_What you need to do_
Work through the records below and tally every line containing "ปลาท". Reply with the total alone.

[Start Input rows]

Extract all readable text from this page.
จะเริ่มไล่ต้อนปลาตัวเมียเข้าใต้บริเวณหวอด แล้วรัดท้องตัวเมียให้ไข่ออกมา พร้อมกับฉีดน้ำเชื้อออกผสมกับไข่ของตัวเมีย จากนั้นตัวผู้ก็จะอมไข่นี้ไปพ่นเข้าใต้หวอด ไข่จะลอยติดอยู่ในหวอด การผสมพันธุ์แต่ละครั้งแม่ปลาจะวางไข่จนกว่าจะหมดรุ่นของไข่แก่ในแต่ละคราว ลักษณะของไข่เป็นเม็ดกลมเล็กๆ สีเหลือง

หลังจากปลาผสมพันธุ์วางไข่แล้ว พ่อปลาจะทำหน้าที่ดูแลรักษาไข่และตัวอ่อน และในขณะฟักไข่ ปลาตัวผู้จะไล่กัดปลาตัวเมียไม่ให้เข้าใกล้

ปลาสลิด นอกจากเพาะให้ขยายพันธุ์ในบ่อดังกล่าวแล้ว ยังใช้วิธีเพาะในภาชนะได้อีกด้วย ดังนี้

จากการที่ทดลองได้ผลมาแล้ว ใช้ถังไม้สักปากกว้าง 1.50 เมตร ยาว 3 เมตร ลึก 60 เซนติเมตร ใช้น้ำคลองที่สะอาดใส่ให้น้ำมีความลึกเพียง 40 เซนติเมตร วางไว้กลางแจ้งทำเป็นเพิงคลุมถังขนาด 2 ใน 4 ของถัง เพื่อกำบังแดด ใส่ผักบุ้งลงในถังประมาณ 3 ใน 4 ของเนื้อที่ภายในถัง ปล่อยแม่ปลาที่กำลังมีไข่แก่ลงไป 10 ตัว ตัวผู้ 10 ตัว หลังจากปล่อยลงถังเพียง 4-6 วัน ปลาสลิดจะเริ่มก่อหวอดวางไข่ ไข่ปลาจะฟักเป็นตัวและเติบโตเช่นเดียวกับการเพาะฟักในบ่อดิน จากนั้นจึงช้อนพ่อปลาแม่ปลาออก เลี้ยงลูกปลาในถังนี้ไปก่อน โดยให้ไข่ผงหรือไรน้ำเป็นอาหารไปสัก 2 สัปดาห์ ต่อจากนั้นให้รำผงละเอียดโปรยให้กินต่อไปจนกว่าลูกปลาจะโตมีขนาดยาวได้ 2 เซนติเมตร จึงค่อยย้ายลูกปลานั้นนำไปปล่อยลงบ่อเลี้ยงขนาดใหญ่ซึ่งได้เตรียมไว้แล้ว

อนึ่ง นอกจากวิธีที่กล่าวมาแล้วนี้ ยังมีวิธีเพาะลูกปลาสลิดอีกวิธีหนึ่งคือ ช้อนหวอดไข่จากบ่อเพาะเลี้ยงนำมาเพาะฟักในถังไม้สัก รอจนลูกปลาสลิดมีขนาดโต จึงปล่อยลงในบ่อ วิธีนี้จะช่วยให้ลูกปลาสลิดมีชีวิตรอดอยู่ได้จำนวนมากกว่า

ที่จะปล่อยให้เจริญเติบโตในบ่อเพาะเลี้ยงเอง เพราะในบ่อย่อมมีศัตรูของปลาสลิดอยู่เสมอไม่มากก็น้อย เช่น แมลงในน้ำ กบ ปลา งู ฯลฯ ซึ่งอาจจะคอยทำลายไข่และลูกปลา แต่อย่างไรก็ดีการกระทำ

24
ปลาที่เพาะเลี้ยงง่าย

[End Input rows]

_Result of this task_
2